Comb through the entries for "Initialized" and pull out each line that holds it.
::: RECORD SET
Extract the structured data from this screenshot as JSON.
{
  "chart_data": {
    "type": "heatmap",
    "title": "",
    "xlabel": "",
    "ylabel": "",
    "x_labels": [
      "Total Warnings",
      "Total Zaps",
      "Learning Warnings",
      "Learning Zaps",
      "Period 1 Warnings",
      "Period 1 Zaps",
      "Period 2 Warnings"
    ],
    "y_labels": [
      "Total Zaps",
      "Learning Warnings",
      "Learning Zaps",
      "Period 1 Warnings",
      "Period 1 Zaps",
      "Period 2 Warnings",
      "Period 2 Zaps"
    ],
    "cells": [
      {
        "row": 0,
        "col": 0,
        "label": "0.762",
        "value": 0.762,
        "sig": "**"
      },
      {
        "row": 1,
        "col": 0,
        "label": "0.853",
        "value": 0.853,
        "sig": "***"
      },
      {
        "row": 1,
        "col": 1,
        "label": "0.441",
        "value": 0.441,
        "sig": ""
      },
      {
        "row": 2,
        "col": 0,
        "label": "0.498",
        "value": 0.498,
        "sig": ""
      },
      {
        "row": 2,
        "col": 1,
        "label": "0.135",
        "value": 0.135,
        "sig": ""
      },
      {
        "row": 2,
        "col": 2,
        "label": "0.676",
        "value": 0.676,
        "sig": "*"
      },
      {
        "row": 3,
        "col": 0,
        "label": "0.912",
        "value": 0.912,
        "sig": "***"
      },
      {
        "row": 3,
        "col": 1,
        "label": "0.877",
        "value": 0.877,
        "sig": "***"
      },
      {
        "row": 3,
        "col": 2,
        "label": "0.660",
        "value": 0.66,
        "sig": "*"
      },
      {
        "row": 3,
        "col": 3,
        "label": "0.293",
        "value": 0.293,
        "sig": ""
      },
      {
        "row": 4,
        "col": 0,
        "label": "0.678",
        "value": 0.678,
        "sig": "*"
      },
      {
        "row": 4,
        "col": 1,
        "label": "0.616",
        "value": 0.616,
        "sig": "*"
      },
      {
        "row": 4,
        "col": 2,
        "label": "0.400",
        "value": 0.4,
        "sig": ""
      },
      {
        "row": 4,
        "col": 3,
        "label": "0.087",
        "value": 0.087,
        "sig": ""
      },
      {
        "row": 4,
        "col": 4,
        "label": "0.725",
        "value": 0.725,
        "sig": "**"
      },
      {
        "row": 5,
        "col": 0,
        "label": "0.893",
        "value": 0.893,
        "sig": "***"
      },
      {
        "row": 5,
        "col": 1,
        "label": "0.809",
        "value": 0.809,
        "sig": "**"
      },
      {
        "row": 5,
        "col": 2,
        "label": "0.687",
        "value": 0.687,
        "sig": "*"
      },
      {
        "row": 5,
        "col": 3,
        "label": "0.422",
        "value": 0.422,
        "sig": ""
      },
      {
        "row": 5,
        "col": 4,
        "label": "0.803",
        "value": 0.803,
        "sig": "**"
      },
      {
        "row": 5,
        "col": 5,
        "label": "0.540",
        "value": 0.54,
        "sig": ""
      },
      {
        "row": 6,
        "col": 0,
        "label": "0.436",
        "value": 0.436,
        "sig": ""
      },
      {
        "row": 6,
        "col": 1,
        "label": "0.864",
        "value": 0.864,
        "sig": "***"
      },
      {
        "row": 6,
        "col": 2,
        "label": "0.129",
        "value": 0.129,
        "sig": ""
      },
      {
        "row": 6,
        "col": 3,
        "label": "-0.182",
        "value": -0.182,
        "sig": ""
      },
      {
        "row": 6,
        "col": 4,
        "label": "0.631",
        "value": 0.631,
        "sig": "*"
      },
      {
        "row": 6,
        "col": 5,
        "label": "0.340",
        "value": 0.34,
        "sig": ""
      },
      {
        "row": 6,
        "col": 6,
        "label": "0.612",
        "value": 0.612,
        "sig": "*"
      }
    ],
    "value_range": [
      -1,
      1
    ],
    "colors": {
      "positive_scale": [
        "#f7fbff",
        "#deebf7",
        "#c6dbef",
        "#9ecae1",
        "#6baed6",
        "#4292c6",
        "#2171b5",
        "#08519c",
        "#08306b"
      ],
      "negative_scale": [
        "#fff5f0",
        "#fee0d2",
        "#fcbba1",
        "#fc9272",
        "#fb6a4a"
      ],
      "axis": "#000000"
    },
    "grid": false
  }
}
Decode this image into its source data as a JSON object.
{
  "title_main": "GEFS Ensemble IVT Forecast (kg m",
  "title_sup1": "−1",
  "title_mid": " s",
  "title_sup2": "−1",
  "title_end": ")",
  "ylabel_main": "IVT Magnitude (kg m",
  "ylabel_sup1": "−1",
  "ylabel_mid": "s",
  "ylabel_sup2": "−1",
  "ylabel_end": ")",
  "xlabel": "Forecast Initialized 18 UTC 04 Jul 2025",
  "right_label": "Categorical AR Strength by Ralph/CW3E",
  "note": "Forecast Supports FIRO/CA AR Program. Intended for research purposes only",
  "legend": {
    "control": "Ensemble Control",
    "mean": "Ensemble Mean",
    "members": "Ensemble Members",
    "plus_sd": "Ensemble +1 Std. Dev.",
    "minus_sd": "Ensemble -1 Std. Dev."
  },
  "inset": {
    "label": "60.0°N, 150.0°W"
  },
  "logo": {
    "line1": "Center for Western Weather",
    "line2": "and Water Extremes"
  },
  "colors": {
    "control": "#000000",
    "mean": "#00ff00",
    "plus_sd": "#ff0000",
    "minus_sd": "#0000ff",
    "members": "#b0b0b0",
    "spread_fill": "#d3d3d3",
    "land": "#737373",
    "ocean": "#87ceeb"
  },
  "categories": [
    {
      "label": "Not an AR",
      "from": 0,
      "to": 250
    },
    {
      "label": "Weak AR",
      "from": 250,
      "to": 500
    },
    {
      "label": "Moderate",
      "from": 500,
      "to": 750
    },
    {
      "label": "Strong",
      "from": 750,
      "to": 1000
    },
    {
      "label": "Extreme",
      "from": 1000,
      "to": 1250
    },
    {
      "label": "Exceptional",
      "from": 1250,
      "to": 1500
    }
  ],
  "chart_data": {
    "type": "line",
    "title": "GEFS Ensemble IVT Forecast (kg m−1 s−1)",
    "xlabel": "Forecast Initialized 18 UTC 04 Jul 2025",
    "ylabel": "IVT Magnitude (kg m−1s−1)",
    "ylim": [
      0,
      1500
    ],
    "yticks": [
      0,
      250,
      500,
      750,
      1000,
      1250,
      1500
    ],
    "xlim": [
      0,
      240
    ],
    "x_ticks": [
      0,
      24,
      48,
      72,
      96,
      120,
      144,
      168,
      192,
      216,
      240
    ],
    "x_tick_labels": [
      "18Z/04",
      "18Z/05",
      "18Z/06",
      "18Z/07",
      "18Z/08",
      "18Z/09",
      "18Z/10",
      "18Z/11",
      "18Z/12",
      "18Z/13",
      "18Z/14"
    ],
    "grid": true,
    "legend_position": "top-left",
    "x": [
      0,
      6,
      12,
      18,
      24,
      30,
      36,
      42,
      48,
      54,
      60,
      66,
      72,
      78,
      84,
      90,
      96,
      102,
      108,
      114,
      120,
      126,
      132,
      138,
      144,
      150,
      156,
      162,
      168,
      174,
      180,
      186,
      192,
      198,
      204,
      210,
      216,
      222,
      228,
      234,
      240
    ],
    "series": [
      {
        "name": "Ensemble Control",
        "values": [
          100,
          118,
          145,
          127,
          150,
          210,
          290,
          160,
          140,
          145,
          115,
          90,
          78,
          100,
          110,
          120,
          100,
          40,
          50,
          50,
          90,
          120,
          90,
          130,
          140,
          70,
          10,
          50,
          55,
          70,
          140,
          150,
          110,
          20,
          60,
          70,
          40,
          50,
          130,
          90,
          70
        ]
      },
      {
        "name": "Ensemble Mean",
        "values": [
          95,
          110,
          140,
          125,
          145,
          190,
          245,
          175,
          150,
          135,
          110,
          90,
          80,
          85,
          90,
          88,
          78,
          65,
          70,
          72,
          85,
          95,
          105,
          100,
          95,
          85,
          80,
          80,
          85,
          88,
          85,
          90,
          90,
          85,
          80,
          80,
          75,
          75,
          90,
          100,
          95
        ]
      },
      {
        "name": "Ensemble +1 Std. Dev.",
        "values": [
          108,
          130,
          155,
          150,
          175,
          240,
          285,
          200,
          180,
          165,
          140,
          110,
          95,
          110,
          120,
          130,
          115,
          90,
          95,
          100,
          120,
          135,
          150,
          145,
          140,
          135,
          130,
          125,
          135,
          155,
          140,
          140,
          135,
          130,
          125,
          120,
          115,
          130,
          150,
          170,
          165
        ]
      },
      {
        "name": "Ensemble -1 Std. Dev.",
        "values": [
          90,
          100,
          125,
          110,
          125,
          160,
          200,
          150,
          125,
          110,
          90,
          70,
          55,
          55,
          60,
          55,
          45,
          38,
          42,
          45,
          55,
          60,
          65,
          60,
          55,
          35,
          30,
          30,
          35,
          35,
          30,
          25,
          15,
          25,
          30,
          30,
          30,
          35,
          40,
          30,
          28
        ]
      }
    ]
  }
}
::::::
● **COMPLETE ANSWER**:
  "xlabel": "Forecast Initialized 18 UTC 04 Jul 2025",
    "xlabel": "Forecast Initialized 18 UTC 04 Jul 2025",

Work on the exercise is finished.